* _AIM OF THE EXERCISE_
Please copy out the lines word for word, from the first line through the line containing "x-tick-label: 0.1 <box>189 211 210 228</box>", including both.

Data items:
□ □ □ □ □ □ □
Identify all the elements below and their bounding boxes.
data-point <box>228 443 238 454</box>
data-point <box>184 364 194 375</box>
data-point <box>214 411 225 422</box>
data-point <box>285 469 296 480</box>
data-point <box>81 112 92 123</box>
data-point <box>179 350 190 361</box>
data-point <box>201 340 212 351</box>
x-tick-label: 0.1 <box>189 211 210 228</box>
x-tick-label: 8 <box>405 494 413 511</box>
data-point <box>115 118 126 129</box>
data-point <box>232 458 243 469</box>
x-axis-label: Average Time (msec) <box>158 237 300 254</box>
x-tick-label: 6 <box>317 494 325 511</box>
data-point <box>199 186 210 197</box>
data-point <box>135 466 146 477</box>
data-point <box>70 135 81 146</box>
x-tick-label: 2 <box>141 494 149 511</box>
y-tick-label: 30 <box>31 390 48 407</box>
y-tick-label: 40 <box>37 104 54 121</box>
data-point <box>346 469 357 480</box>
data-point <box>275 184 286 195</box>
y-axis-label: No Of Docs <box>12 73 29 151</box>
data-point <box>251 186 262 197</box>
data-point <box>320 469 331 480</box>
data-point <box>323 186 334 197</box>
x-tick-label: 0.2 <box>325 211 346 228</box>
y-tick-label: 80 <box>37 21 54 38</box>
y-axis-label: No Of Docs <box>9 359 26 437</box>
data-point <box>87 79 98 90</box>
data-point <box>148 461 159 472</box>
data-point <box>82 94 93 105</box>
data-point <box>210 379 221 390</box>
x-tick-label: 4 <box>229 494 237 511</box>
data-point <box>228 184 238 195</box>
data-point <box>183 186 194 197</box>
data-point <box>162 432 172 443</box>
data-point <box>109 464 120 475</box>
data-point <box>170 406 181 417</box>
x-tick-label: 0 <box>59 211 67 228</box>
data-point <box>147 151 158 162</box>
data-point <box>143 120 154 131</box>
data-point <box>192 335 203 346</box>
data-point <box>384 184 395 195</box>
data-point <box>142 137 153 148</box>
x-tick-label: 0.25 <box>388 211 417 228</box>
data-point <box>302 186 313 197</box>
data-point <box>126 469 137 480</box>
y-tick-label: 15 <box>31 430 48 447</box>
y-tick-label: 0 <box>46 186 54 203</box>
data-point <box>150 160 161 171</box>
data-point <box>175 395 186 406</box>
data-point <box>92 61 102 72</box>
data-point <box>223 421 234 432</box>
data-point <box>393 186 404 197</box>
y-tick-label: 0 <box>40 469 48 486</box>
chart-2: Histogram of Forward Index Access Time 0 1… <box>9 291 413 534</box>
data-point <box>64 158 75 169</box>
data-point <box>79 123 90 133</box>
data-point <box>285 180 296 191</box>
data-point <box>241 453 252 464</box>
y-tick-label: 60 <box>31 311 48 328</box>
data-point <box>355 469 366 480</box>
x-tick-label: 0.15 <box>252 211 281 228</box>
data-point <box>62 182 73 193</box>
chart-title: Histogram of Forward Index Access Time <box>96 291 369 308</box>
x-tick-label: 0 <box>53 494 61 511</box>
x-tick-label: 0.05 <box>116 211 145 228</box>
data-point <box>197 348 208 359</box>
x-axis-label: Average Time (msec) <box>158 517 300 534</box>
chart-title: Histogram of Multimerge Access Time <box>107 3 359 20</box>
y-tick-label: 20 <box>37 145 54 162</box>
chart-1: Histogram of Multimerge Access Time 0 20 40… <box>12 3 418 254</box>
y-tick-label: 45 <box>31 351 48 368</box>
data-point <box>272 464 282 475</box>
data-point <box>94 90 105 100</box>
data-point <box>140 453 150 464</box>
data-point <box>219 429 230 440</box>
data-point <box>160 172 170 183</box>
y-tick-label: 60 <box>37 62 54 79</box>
□ □ □ □ □ □ □
* _RESULT_
Identify all the elements below and their bounding boxes.
data-point <box>228 443 238 454</box>
data-point <box>184 364 194 375</box>
data-point <box>214 411 225 422</box>
data-point <box>285 469 296 480</box>
data-point <box>81 112 92 123</box>
data-point <box>179 350 190 361</box>
data-point <box>201 340 212 351</box>
x-tick-label: 0.1 <box>189 211 210 228</box>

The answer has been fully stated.